* [WHAT IS EXPECTED]:
Return every line of the data below that includes the string "faster".

* [LISTED ENTRIES]:
# # # #

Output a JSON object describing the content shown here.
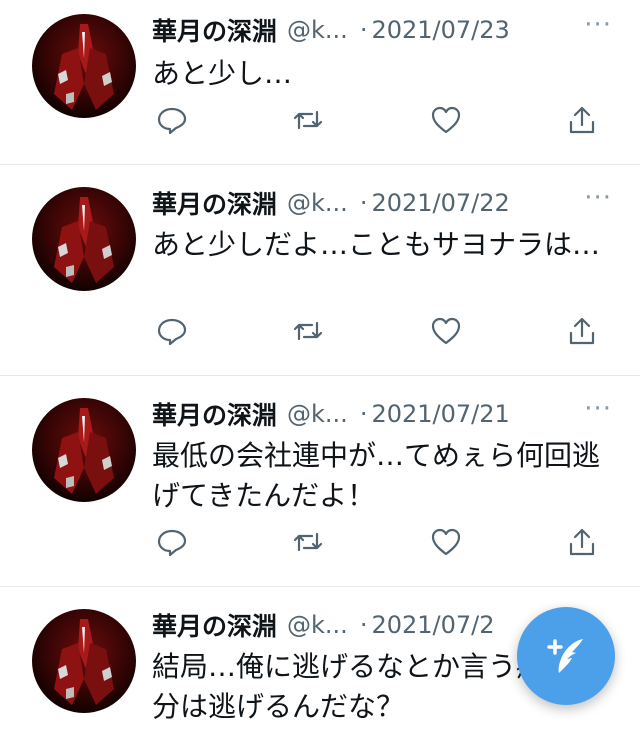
{
  "colors": {
    "accent": "#4c9fe9",
    "secondary_text": "#536471",
    "divider": "#e6e9ec"
  },
  "tweets": [
    {
      "name": "華月の深淵",
      "handle": "@k...",
      "date": "2021/07/23",
      "text": "あと少し…"
    },
    {
      "name": "華月の深淵",
      "handle": "@k...",
      "date": "2021/07/22",
      "text": "あと少しだよ…こともサヨナラは…"
    },
    {
      "name": "華月の深淵",
      "handle": "@k...",
      "date": "2021/07/21",
      "text": "最低の会社連中が…てめぇら何回逃げてきたんだよ！"
    },
    {
      "name": "華月の深淵",
      "handle": "@k...",
      "date": "2021/07/2",
      "text": "結局…俺に逃げるなとか言う癖に自分は逃げるんだな？"
    }
  ],
  "icons": {
    "reply": "reply-icon",
    "retweet": "retweet-icon",
    "like": "heart-icon",
    "share": "share-icon",
    "compose": "compose-tweet-icon",
    "more": "more-icon"
  },
  "ui": {
    "separator": "·",
    "more_glyph": "···"
  }
}
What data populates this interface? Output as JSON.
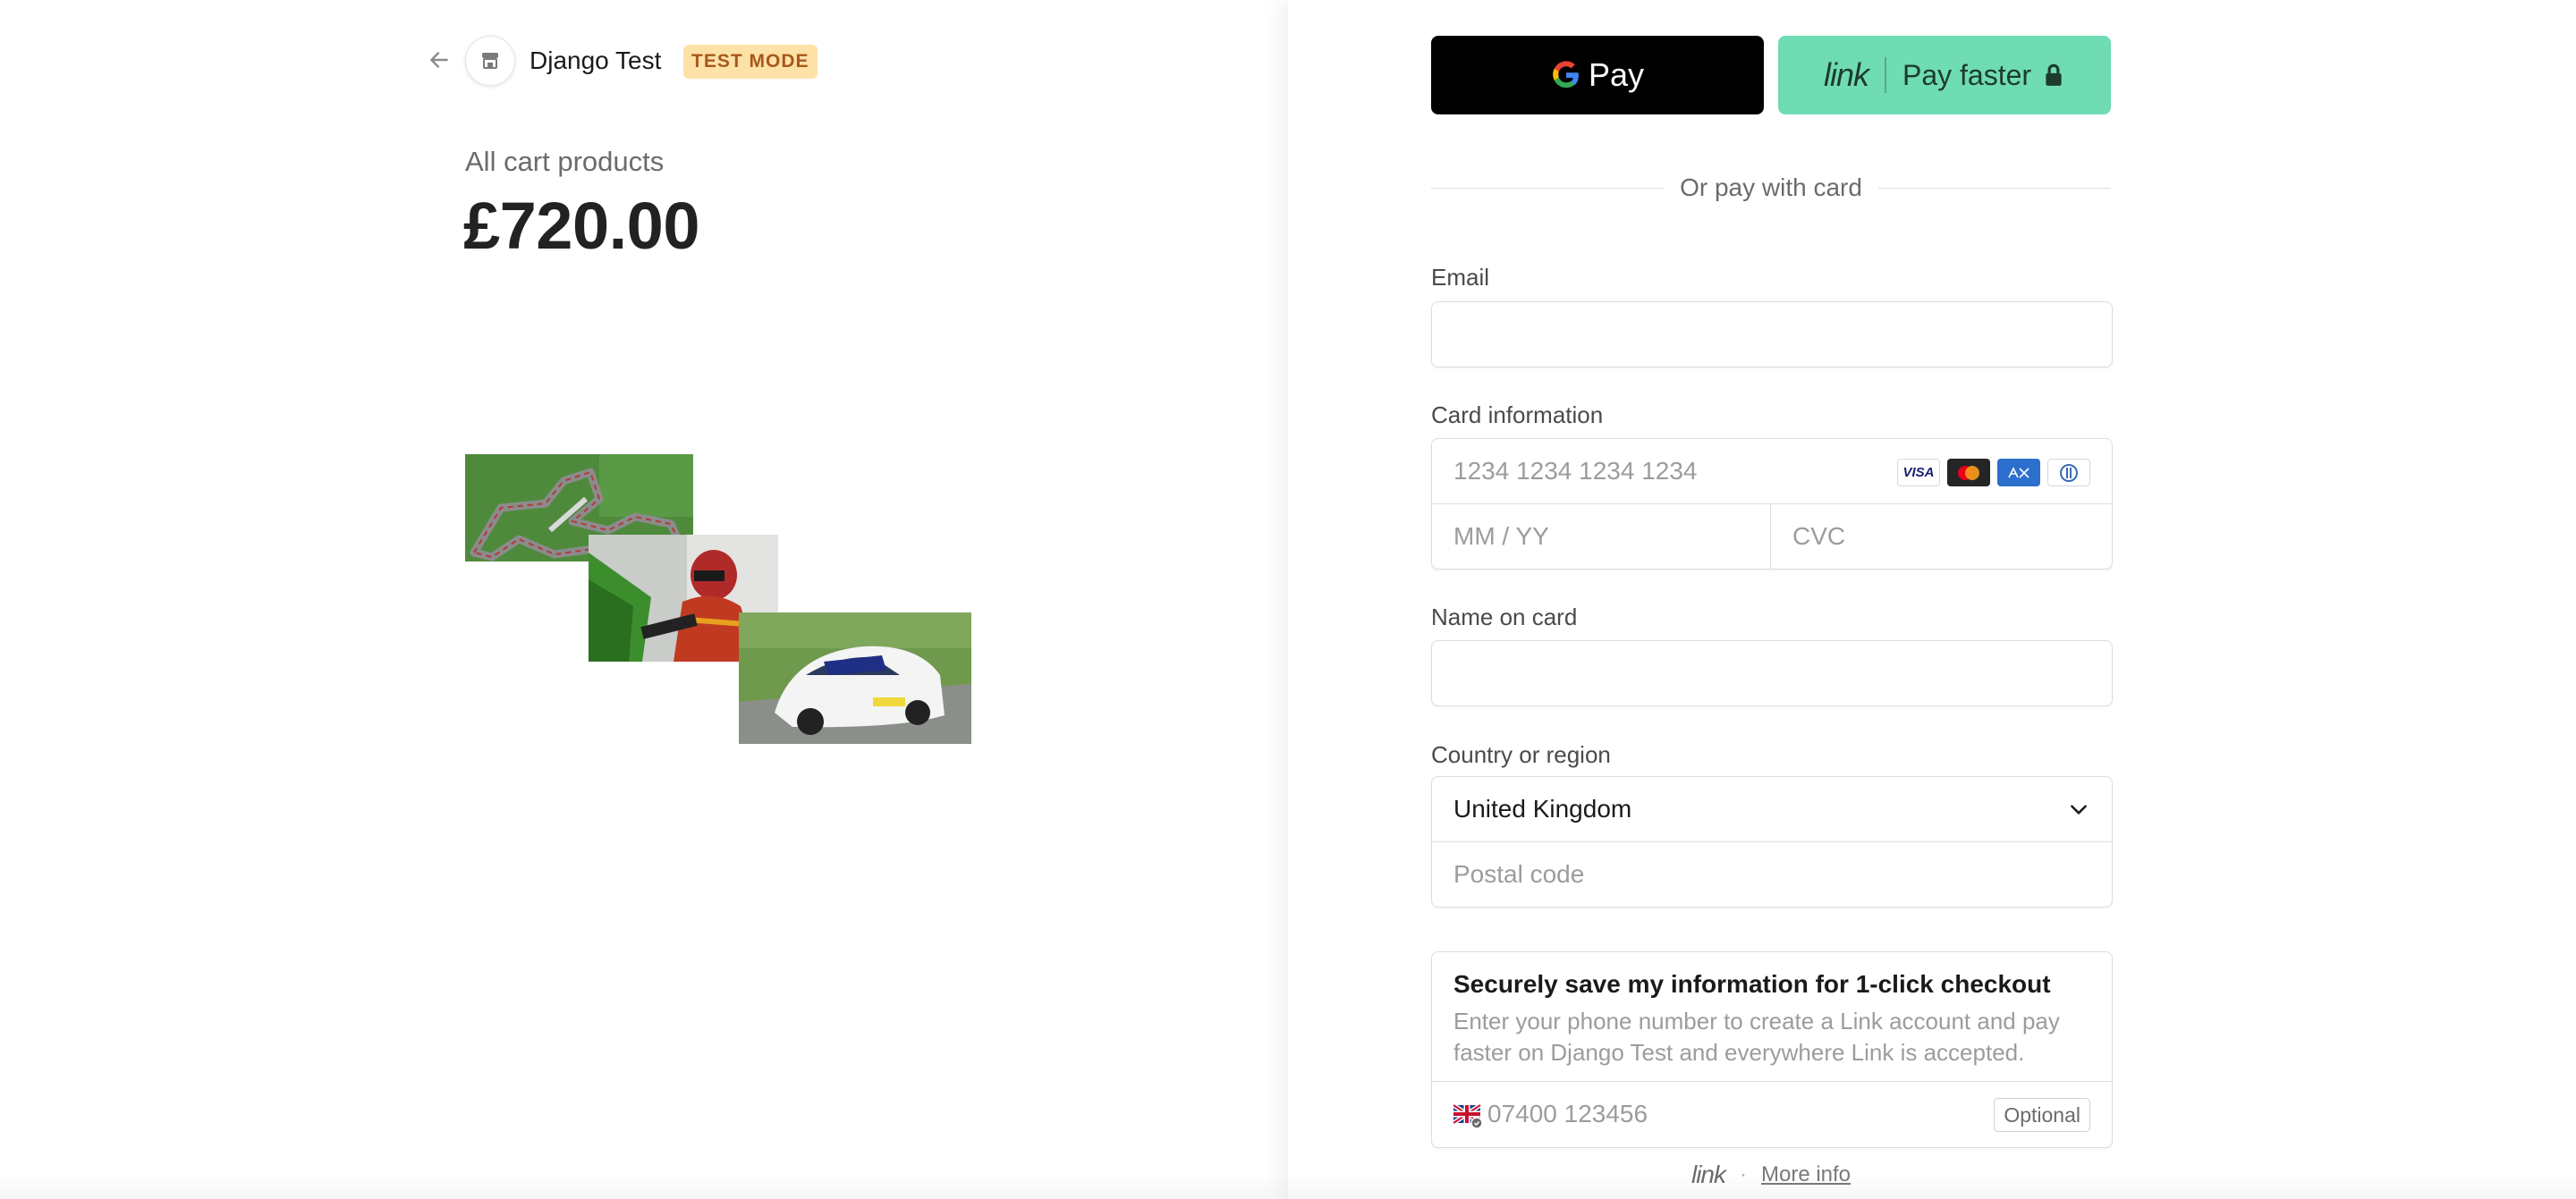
{
  "merchant": {
    "name": "Django Test",
    "mode_badge": "TEST MODE"
  },
  "summary": {
    "label": "All cart products",
    "total": "£720.00"
  },
  "icons": {
    "back": "arrow-left-icon",
    "store": "store-icon",
    "lock": "lock-icon",
    "chevron": "chevron-down-icon",
    "flag": "uk-flag-icon"
  },
  "wallets": {
    "gpay_label": "Pay",
    "link_word": "link",
    "link_label": "Pay faster"
  },
  "divider_text": "Or pay with card",
  "form": {
    "email_label": "Email",
    "email_value": "",
    "card_label": "Card information",
    "card_number_placeholder": "1234 1234 1234 1234",
    "expiry_placeholder": "MM / YY",
    "cvc_placeholder": "CVC",
    "card_brands": [
      "VISA",
      "Mastercard",
      "AMEX",
      "Diners"
    ],
    "name_label": "Name on card",
    "name_value": "",
    "country_label": "Country or region",
    "country_value": "United Kingdom",
    "postal_placeholder": "Postal code"
  },
  "save": {
    "title": "Securely save my information for 1-click checkout",
    "description": "Enter your phone number to create a Link account and pay faster on Django Test and everywhere Link is accepted.",
    "phone_placeholder": "07400 123456",
    "optional_label": "Optional"
  },
  "footer": {
    "link_word": "link",
    "separator": "·",
    "more_info": "More info"
  },
  "colors": {
    "accent_link": "#6fdcb3",
    "badge_bg": "#fde2a8",
    "badge_text": "#a8581b"
  }
}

# # # #

* [SOLUTION BELOW]:
    "link_label": "Pay faster"
    "description": "Enter your phone number to create a Link account and pay faster on Django Test and everywhere Link is accepted.",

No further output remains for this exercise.